[Document layout analysis data]
##########

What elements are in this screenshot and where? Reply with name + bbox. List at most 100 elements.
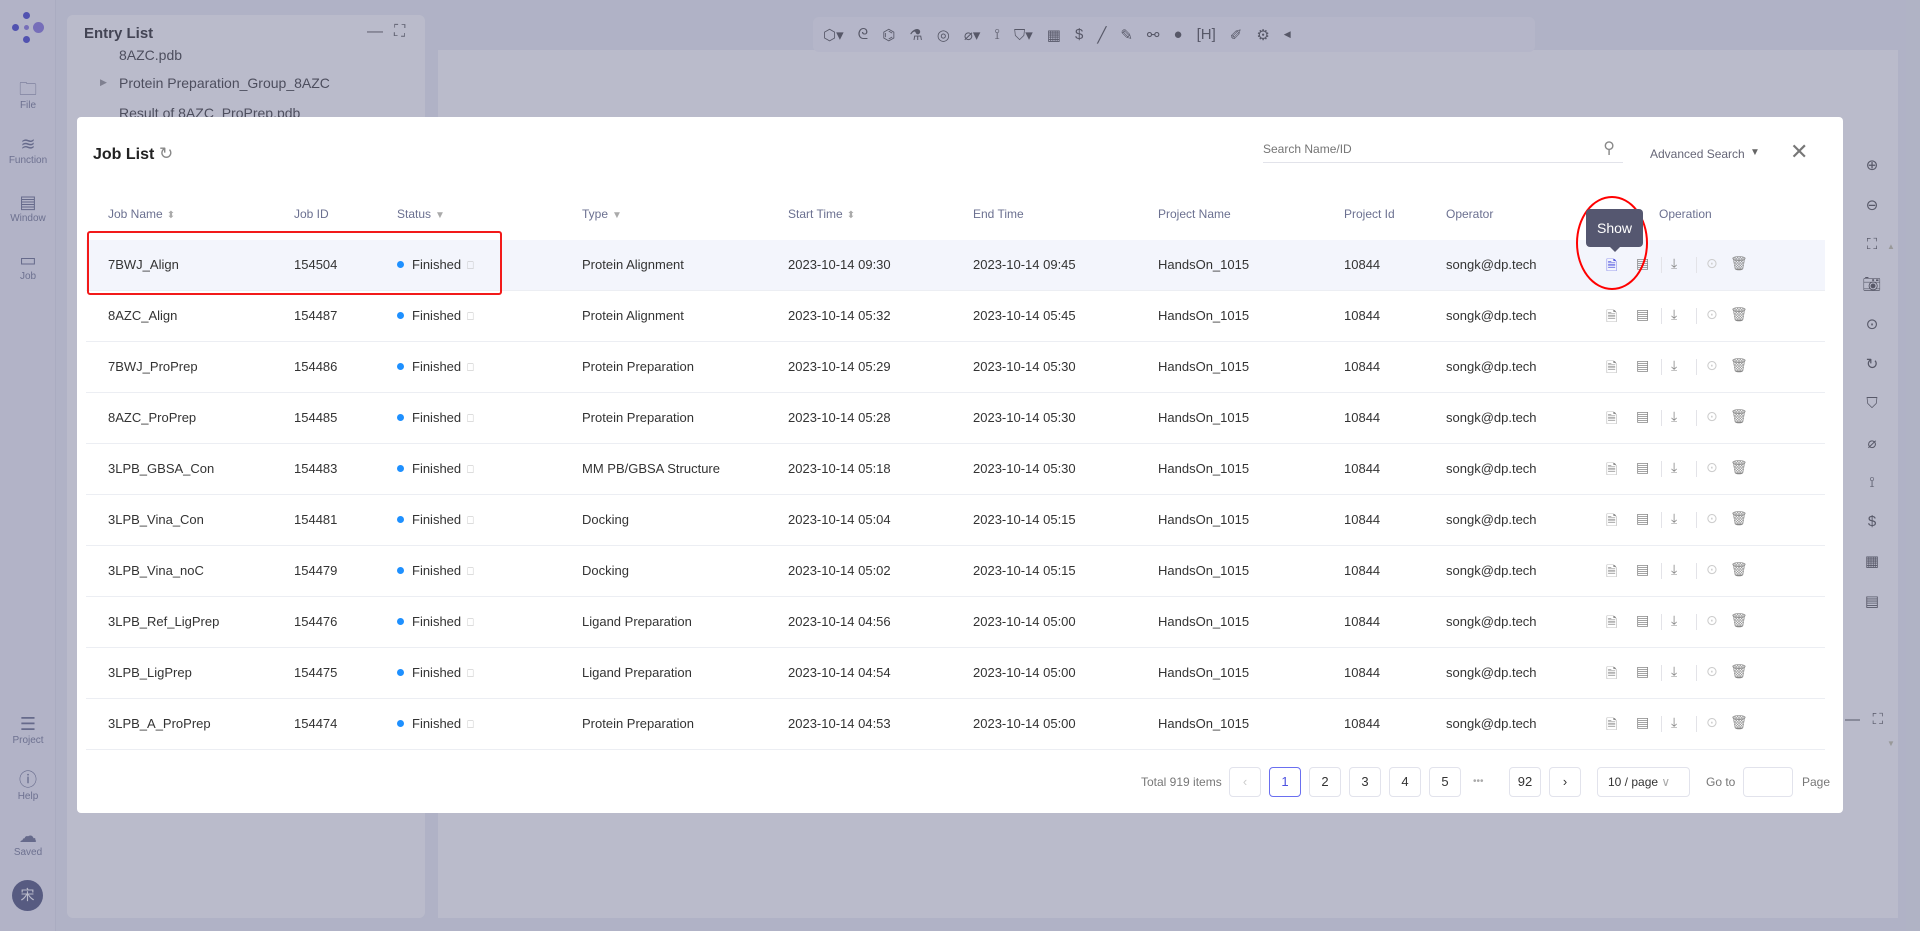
delete-icon[interactable]: 🗑︎: [1730, 357, 1748, 374]
page-button[interactable]: 2: [1309, 767, 1341, 797]
status-badge: Finished: [412, 563, 462, 578]
table-row[interactable]: 3LPB_Ref_LigPrep 154476 Finished ⎕ Ligand Pr…: [86, 597, 1825, 648]
table-row[interactable]: 8AZC_Align 154487 Finished ⎕ Protein Alignme…: [86, 291, 1825, 342]
delete-icon[interactable]: 🗑︎: [1730, 408, 1748, 425]
table-row[interactable]: 3LPB_A_ProPrep 154474 Finished ⎕ Protein Pre…: [86, 699, 1825, 750]
show-result-icon[interactable]: 🗎: [1606, 612, 1617, 636]
search-input[interactable]: [1263, 137, 1583, 156]
table-row[interactable]: 3LPB_Vina_Con 154481 Finished ⎕ Docking 2023-…: [86, 495, 1825, 546]
delete-icon[interactable]: 🗑︎: [1730, 663, 1748, 680]
show-result-icon[interactable]: 🗎: [1606, 459, 1617, 483]
show-result-icon[interactable]: 🗎: [1606, 663, 1617, 687]
log-icon[interactable]: ⎕: [467, 515, 474, 527]
page-button[interactable]: 92: [1509, 767, 1541, 797]
stop-icon[interactable]: ⊙: [1706, 663, 1718, 680]
cell: 7BWJ_ProPrep: [108, 359, 198, 374]
table-row[interactable]: 7BWJ_ProPrep 154486 Finished ⎕ Protein Prepa…: [86, 342, 1825, 393]
status-dot: [397, 363, 404, 371]
log-icon[interactable]: ⎕: [467, 668, 474, 680]
log-icon[interactable]: ⎕: [467, 464, 474, 476]
log-file-icon[interactable]: ▤: [1636, 357, 1649, 374]
page-button[interactable]: 5: [1429, 767, 1461, 797]
advanced-search-button[interactable]: Advanced Search: [1650, 147, 1745, 161]
log-file-icon[interactable]: ▤: [1636, 459, 1649, 476]
log-file-icon[interactable]: ▤: [1636, 510, 1649, 527]
download-icon[interactable]: ⤓: [1671, 561, 1677, 578]
page-button[interactable]: 4: [1389, 767, 1421, 797]
log-file-icon[interactable]: ▤: [1636, 714, 1649, 731]
ellipsis[interactable]: •••: [1473, 767, 1484, 797]
page-size-select[interactable]: 10 / page ∨: [1597, 767, 1690, 797]
log-file-icon[interactable]: ▤: [1636, 408, 1649, 425]
stop-icon[interactable]: ⊙: [1706, 357, 1718, 374]
stop-icon[interactable]: ⊙: [1706, 714, 1718, 731]
sort-icon[interactable]: ⬍: [167, 210, 175, 221]
stop-icon[interactable]: ⊙: [1706, 612, 1718, 629]
page-button[interactable]: 1: [1269, 767, 1301, 797]
cell: 2023-10-14 05:29: [788, 359, 891, 374]
column-header: Job ID: [294, 207, 329, 221]
log-file-icon[interactable]: ▤: [1636, 663, 1649, 680]
table-row[interactable]: 3LPB_LigPrep 154475 Finished ⎕ Ligand Prepar…: [86, 648, 1825, 699]
next-page-button[interactable]: ›: [1549, 767, 1581, 797]
stop-icon[interactable]: ⊙: [1706, 306, 1718, 323]
cell: 3LPB_GBSA_Con: [108, 461, 215, 476]
stop-icon[interactable]: ⊙: [1706, 510, 1718, 527]
filter-icon[interactable]: ▼: [612, 210, 622, 221]
log-file-icon[interactable]: ▤: [1636, 612, 1649, 629]
stop-icon[interactable]: ⊙: [1706, 408, 1718, 425]
table-row[interactable]: 3LPB_GBSA_Con 154483 Finished ⎕ MM PB/GBSA S…: [86, 444, 1825, 495]
stop-icon[interactable]: ⊙: [1706, 255, 1718, 272]
search-icon[interactable]: ⚲: [1603, 138, 1615, 158]
table-scrollbar[interactable]: ▲ ▼: [1885, 240, 1897, 750]
log-file-icon[interactable]: ▤: [1636, 561, 1649, 578]
stop-icon[interactable]: ⊙: [1706, 459, 1718, 476]
table-row[interactable]: 3LPB_Vina_noC 154479 Finished ⎕ Docking 2023-…: [86, 546, 1825, 597]
prev-page-button[interactable]: ‹: [1229, 767, 1261, 797]
cell: Protein Alignment: [582, 308, 684, 323]
show-result-icon[interactable]: 🗎: [1606, 714, 1617, 738]
delete-icon[interactable]: 🗑︎: [1730, 714, 1748, 731]
column-header[interactable]: Status ▼: [397, 207, 445, 221]
show-result-icon[interactable]: 🗎: [1606, 306, 1617, 330]
refresh-icon[interactable]: ↻: [159, 144, 173, 164]
delete-icon[interactable]: 🗑︎: [1730, 510, 1748, 527]
download-icon[interactable]: ⤓: [1671, 255, 1677, 272]
log-icon[interactable]: ⎕: [467, 362, 474, 374]
sort-icon[interactable]: ⬍: [847, 210, 855, 221]
caret-down-icon[interactable]: ▼: [1750, 147, 1760, 158]
stop-icon[interactable]: ⊙: [1706, 561, 1718, 578]
download-icon[interactable]: ⤓: [1671, 612, 1677, 629]
log-icon[interactable]: ⎕: [467, 566, 474, 578]
delete-icon[interactable]: 🗑︎: [1730, 561, 1748, 578]
delete-icon[interactable]: 🗑︎: [1730, 612, 1748, 629]
table-row[interactable]: 8AZC_ProPrep 154485 Finished ⎕ Protein Prepa…: [86, 393, 1825, 444]
download-icon[interactable]: ⤓: [1671, 663, 1677, 680]
cell: 154485: [294, 410, 338, 425]
show-result-icon[interactable]: 🗎: [1606, 510, 1617, 534]
log-icon[interactable]: ⎕: [467, 413, 474, 425]
download-icon[interactable]: ⤓: [1671, 357, 1677, 374]
show-result-icon[interactable]: 🗎: [1606, 561, 1617, 585]
goto-page-input[interactable]: [1743, 767, 1793, 797]
page-button[interactable]: 3: [1349, 767, 1381, 797]
delete-icon[interactable]: 🗑︎: [1730, 459, 1748, 476]
show-result-icon[interactable]: 🗎: [1606, 357, 1617, 381]
show-result-icon[interactable]: 🗎: [1606, 408, 1617, 432]
filter-icon[interactable]: ▼: [435, 210, 445, 221]
download-icon[interactable]: ⤓: [1671, 714, 1677, 731]
column-header[interactable]: Job Name ⬍: [108, 207, 175, 221]
download-icon[interactable]: ⤓: [1671, 306, 1677, 323]
log-file-icon[interactable]: ▤: [1636, 306, 1649, 323]
close-icon[interactable]: ✕: [1790, 139, 1808, 165]
log-icon[interactable]: ⎕: [467, 719, 474, 731]
download-icon[interactable]: ⤓: [1671, 459, 1677, 476]
delete-icon[interactable]: 🗑︎: [1730, 255, 1748, 272]
log-icon[interactable]: ⎕: [467, 311, 474, 323]
download-icon[interactable]: ⤓: [1671, 510, 1677, 527]
download-icon[interactable]: ⤓: [1671, 408, 1677, 425]
log-icon[interactable]: ⎕: [467, 617, 474, 629]
column-header[interactable]: Type ▼: [582, 207, 622, 221]
delete-icon[interactable]: 🗑︎: [1730, 306, 1748, 323]
column-header[interactable]: Start Time ⬍: [788, 207, 855, 221]
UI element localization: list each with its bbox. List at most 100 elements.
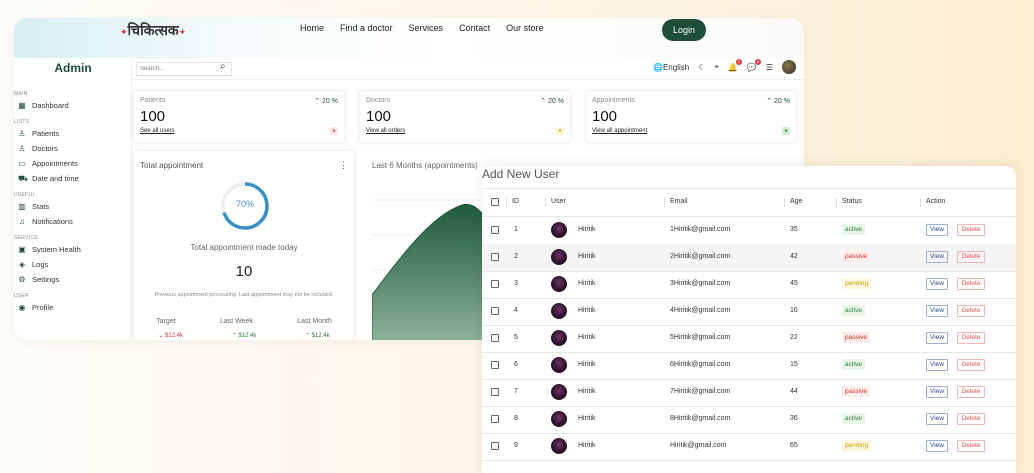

##########

● **Assigned task**:
Only the count belongs in your answer, so please work out how many lines of the data contain "elements".

● **Response area**:
2